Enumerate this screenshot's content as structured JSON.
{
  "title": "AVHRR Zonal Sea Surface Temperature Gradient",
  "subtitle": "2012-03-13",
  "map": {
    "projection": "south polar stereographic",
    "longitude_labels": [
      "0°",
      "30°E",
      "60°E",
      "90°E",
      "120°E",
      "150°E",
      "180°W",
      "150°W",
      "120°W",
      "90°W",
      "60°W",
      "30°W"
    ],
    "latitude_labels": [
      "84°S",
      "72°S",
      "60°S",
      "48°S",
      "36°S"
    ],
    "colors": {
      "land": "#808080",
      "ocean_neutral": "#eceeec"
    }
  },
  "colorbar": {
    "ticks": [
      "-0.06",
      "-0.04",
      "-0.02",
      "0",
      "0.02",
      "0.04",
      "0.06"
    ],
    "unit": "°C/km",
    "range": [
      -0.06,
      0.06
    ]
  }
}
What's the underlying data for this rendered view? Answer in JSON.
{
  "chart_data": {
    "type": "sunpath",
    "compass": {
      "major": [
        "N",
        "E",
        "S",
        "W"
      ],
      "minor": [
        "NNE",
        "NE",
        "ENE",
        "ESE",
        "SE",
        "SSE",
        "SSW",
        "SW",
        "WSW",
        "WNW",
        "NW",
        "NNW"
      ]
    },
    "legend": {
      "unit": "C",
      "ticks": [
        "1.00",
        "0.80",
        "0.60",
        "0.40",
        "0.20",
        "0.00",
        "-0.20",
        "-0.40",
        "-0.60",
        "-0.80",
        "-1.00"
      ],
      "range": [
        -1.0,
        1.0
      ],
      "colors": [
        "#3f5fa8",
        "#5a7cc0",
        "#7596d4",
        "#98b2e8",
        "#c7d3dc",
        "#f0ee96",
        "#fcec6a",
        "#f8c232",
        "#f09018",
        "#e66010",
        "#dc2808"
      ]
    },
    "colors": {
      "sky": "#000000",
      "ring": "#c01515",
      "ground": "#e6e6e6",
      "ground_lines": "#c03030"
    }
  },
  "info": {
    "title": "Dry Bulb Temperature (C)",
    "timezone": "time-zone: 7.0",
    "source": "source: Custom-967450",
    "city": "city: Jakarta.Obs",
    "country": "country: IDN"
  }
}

■ ■ ■ ■ ■

Task brief —
Reproduce each record exactly as it appears.

Task answer —
Enumerate this screenshot's content as structured JSON.
{
  "title": "AVHRR Zonal Sea Surface Temperature Gradient",
  "subtitle": "2012-03-13",
  "map": {
    "projection": "south polar stereographic",
    "longitude_labels": [
      "0°",
      "30°E",
      "60°E",
      "90°E",
      "120°E",
      "150°E",
      "180°W",
      "150°W",
      "120°W",
      "90°W",
      "60°W",
      "30°W"
    ],
    "latitude_labels": [
      "84°S",
      "72°S",
      "60°S",
      "48°S",
      "36°S"
    ],
    "colors": {
      "land": "#808080",
      "ocean_neutral": "#eceeec"
    }
  },
  "colorbar": {
    "ticks": [
      "-0.06",
      "-0.04",
      "-0.02",
      "0",
      "0.02",
      "0.04",
      "0.06"
    ],
    "unit": "°C/km",
    "range": [
      -0.06,
      0.06
    ]
  }
}
What's the underlying data for this rendered view? Answer in JSON.
{
  "chart_data": {
    "type": "sunpath",
    "compass": {
      "major": [
        "N",
        "E",
        "S",
        "W"
      ],
      "minor": [
        "NNE",
        "NE",
        "ENE",
        "ESE",
        "SE",
        "SSE",
        "SSW",
        "SW",
        "WSW",
        "WNW",
        "NW",
        "NNW"
      ]
    },
    "legend": {
      "unit": "C",
      "ticks": [
        "1.00",
        "0.80",
        "0.60",
        "0.40",
        "0.20",
        "0.00",
        "-0.20",
        "-0.40",
        "-0.60",
        "-0.80",
        "-1.00"
      ],
      "range": [
        -1.0,
        1.0
      ],
      "colors": [
        "#3f5fa8",
        "#5a7cc0",
        "#7596d4",
        "#98b2e8",
        "#c7d3dc",
        "#f0ee96",
        "#fcec6a",
        "#f8c232",
        "#f09018",
        "#e66010",
        "#dc2808"
      ]
    },
    "colors": {
      "sky": "#000000",
      "ring": "#c01515",
      "ground": "#e6e6e6",
      "ground_lines": "#c03030"
    }
  },
  "info": {
    "title": "Dry Bulb Temperature (C)",
    "timezone": "time-zone: 7.0",
    "source": "source: Custom-967450",
    "city": "city: Jakarta.Obs",
    "country": "country: IDN"
  }
}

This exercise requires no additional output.